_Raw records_
..........
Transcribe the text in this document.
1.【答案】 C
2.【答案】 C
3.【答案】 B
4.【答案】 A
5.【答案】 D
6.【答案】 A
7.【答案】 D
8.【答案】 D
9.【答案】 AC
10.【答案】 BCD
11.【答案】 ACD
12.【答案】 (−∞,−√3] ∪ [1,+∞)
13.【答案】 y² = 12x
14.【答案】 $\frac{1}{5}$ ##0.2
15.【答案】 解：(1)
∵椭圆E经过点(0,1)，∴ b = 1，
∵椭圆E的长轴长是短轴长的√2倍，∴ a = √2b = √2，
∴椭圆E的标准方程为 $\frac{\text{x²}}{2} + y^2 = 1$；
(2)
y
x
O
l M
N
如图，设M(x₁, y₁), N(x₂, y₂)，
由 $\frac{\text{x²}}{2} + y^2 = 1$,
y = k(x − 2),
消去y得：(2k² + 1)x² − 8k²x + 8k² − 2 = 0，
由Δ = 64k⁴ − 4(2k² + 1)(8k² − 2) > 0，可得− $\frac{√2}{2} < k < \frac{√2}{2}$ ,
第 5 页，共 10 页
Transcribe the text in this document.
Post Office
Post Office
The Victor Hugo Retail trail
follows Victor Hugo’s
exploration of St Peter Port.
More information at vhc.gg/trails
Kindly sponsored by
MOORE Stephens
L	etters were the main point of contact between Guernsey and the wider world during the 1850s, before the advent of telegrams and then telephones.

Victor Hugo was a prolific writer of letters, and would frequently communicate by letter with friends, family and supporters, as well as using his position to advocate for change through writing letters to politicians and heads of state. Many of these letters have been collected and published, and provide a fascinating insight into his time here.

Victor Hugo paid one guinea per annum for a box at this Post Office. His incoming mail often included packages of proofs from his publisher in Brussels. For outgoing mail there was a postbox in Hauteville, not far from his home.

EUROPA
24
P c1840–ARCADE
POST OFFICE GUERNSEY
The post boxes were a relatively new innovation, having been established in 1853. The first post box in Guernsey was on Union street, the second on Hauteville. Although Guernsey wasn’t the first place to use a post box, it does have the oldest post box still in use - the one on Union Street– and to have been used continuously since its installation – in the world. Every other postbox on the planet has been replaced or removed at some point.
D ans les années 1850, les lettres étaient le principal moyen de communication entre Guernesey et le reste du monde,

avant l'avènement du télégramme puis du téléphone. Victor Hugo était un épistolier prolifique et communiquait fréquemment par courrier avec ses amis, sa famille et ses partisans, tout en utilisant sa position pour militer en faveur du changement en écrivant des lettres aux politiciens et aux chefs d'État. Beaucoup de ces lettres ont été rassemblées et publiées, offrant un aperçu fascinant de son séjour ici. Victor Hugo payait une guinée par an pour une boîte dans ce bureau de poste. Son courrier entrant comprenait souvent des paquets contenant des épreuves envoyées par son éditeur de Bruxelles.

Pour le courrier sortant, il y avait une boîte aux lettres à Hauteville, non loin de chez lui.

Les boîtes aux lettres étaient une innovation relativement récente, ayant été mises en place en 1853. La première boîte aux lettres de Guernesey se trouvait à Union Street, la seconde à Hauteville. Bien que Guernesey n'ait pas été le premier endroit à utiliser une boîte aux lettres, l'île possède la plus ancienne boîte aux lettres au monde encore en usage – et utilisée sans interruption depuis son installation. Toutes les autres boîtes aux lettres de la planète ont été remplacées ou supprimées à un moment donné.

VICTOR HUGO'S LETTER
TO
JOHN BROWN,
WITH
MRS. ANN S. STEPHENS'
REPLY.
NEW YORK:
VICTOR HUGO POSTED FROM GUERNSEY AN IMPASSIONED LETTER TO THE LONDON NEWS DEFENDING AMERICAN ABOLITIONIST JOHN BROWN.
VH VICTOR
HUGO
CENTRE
..........
_What needs to be done_
Select, from the listing, all lines that include the word "JOHN".

_Response to this task_
JOHN BROWN,
VICTOR HUGO POSTED FROM GUERNSEY AN IMPASSIONED LETTER TO THE LONDON NEWS DEFENDING AMERICAN ABOLITIONIST JOHN BROWN.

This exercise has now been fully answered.